Count every line that holds the string "Film", and report the number alone.
____
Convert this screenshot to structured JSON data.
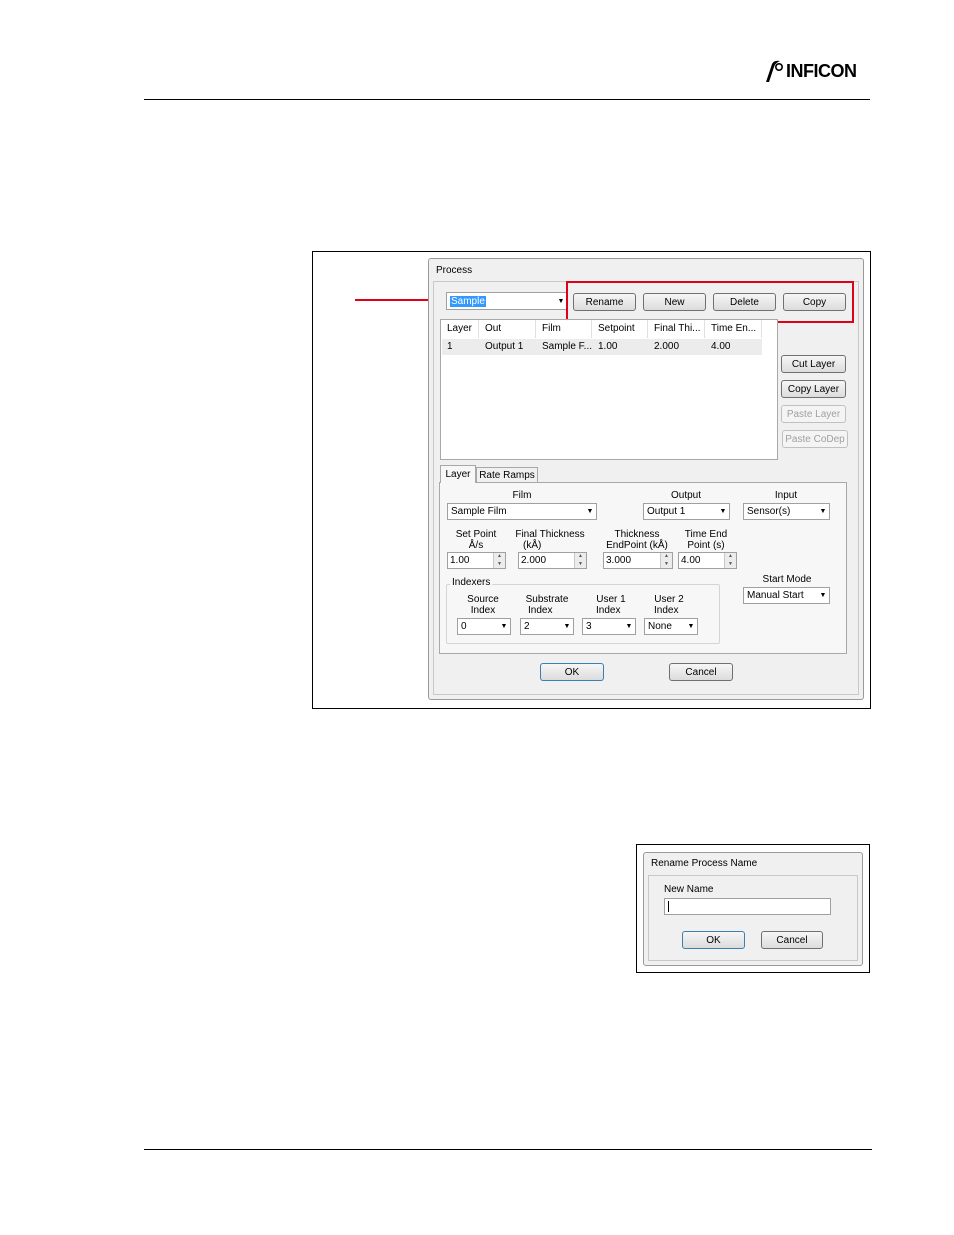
{
  "header": {
    "logo_text": "INFICON"
  },
  "process_dialog": {
    "title": "Process",
    "process_select": {
      "value": "Sample"
    },
    "buttons": {
      "rename": "Rename",
      "new": "New",
      "delete": "Delete",
      "copy": "Copy"
    },
    "layer_list": {
      "columns": [
        "Layer",
        "Out",
        "Film",
        "Setpoint",
        "Final Thi...",
        "Time En..."
      ],
      "rows": [
        [
          "1",
          "Output 1",
          "Sample F...",
          "1.00",
          "2.000",
          "4.00"
        ]
      ]
    },
    "side_buttons": {
      "cut": "Cut Layer",
      "copy": "Copy Layer",
      "paste": "Paste Layer",
      "paste_codep": "Paste CoDep"
    },
    "tabs": {
      "layer": "Layer",
      "rate_ramps": "Rate Ramps"
    },
    "layer_tab": {
      "film_label": "Film",
      "film_value": "Sample Film",
      "output_label": "Output",
      "output_value": "Output 1",
      "input_label": "Input",
      "input_value": "Sensor(s)",
      "setpoint_label_1": "Set Point",
      "setpoint_label_2": "Å/s",
      "setpoint_value": "1.00",
      "final_thickness_label_1": "Final Thickness",
      "final_thickness_label_2": "(kÅ)",
      "final_thickness_value": "2.000",
      "thickness_endpoint_label_1": "Thickness",
      "thickness_endpoint_label_2": "EndPoint (kÅ)",
      "thickness_endpoint_value": "3.000",
      "time_endpoint_label_1": "Time End",
      "time_endpoint_label_2": "Point (s)",
      "time_endpoint_value": "4.00",
      "indexers_label": "Indexers",
      "source_label_1": "Source",
      "source_label_2": "Index",
      "source_value": "0",
      "substrate_label_1": "Substrate",
      "substrate_label_2": "Index",
      "substrate_value": "2",
      "user1_label_1": "User 1",
      "user1_label_2": "Index",
      "user1_value": "3",
      "user2_label_1": "User 2",
      "user2_label_2": "Index",
      "user2_value": "None",
      "start_mode_label": "Start Mode",
      "start_mode_value": "Manual Start"
    },
    "ok": "OK",
    "cancel": "Cancel"
  },
  "rename_dialog": {
    "title": "Rename Process Name",
    "new_name_label": "New Name",
    "new_name_value": "",
    "ok": "OK",
    "cancel": "Cancel"
  },
  "colors": {
    "highlight_red": "#e0001a",
    "selection_blue": "#3399ff"
  }
}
____
[Solution for this task] 3